**What needs to be done:**
Give back the full listing verbatim, apart from its images.

[BEGIN Records for processing]

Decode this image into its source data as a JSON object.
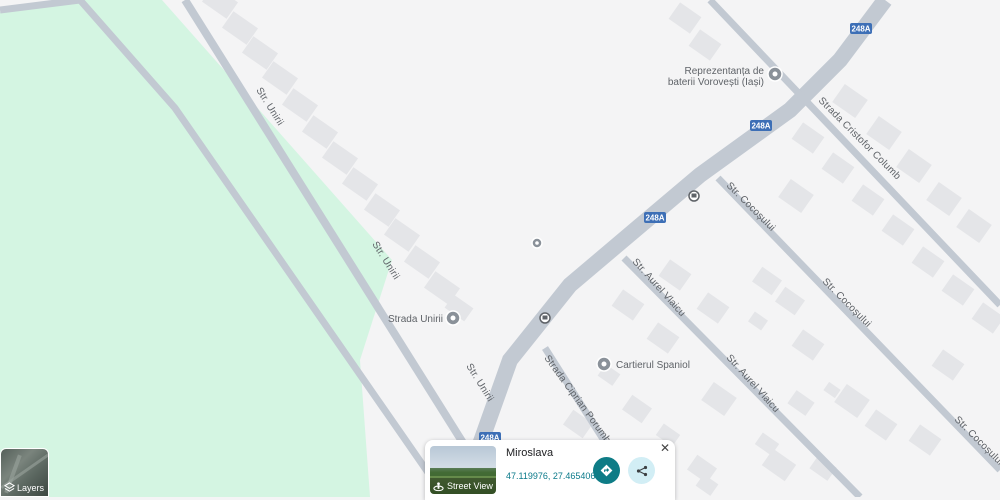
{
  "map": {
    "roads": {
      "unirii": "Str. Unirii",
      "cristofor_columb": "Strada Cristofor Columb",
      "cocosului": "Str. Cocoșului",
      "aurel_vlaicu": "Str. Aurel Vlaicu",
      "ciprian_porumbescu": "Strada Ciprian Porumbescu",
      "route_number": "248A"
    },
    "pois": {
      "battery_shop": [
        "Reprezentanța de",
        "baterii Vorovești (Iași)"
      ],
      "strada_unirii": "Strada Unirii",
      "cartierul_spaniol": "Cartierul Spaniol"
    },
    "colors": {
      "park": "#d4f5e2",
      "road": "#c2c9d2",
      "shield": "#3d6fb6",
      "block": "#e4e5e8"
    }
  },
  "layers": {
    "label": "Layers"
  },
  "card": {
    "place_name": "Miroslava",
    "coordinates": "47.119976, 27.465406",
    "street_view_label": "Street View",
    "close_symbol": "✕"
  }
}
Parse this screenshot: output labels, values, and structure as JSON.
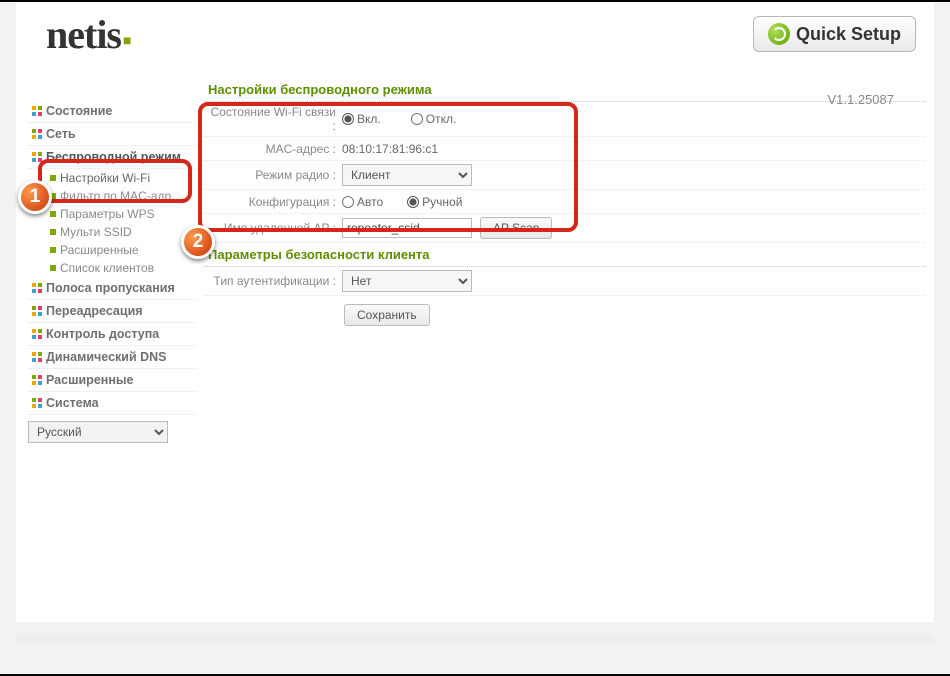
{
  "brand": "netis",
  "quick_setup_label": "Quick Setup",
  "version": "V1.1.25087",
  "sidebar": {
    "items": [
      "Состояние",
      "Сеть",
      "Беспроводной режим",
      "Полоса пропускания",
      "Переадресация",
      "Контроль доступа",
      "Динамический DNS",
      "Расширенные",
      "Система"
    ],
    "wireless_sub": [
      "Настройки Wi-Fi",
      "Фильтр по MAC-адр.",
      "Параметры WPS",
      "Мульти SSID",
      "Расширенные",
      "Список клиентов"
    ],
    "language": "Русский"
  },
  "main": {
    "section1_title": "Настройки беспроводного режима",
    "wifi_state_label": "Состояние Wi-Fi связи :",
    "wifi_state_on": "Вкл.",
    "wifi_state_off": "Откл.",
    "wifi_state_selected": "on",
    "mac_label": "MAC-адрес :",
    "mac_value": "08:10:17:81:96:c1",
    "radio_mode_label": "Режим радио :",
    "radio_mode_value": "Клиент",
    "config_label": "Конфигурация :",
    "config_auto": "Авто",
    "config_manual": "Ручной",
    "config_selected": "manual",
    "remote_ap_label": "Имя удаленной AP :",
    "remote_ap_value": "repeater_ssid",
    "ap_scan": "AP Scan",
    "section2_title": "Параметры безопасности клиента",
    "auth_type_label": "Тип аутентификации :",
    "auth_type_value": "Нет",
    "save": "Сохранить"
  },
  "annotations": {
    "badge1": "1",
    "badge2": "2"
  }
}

[END Records for processing]

**Task result:**
Decode this image into its source data as a JSON object.
{
  "map": {
    "roads": {
      "unirii": "Str. Unirii",
      "cristofor_columb": "Strada Cristofor Columb",
      "cocosului": "Str. Cocoșului",
      "aurel_vlaicu": "Str. Aurel Vlaicu",
      "ciprian_porumbescu": "Strada Ciprian Porumbescu",
      "route_number": "248A"
    },
    "pois": {
      "battery_shop": [
        "Reprezentanța de",
        "baterii Vorovești (Iași)"
      ],
      "strada_unirii": "Strada Unirii",
      "cartierul_spaniol": "Cartierul Spaniol"
    },
    "colors": {
      "park": "#d4f5e2",
      "road": "#c2c9d2",
      "shield": "#3d6fb6",
      "block": "#e4e5e8"
    }
  },
  "layers": {
    "label": "Layers"
  },
  "card": {
    "place_name": "Miroslava",
    "coordinates": "47.119976, 27.465406",
    "street_view_label": "Street View",
    "close_symbol": "✕"
  }
}
Parse this screenshot: output labels, values, and structure as JSON.
{
  "brand": "netis",
  "quick_setup_label": "Quick Setup",
  "version": "V1.1.25087",
  "sidebar": {
    "items": [
      "Состояние",
      "Сеть",
      "Беспроводной режим",
      "Полоса пропускания",
      "Переадресация",
      "Контроль доступа",
      "Динамический DNS",
      "Расширенные",
      "Система"
    ],
    "wireless_sub": [
      "Настройки Wi-Fi",
      "Фильтр по MAC-адр.",
      "Параметры WPS",
      "Мульти SSID",
      "Расширенные",
      "Список клиентов"
    ],
    "language": "Русский"
  },
  "main": {
    "section1_title": "Настройки беспроводного режима",
    "wifi_state_label": "Состояние Wi-Fi связи :",
    "wifi_state_on": "Вкл.",
    "wifi_state_off": "Откл.",
    "wifi_state_selected": "on",
    "mac_label": "MAC-адрес :",
    "mac_value": "08:10:17:81:96:c1",
    "radio_mode_label": "Режим радио :",
    "radio_mode_value": "Клиент",
    "config_label": "Конфигурация :",
    "config_auto": "Авто",
    "config_manual": "Ручной",
    "config_selected": "manual",
    "remote_ap_label": "Имя удаленной AP :",
    "remote_ap_value": "repeater_ssid",
    "ap_scan": "AP Scan",
    "section2_title": "Параметры безопасности клиента",
    "auth_type_label": "Тип аутентификации :",
    "auth_type_value": "Нет",
    "save": "Сохранить"
  },
  "annotations": {
    "badge1": "1",
    "badge2": "2"
  }
}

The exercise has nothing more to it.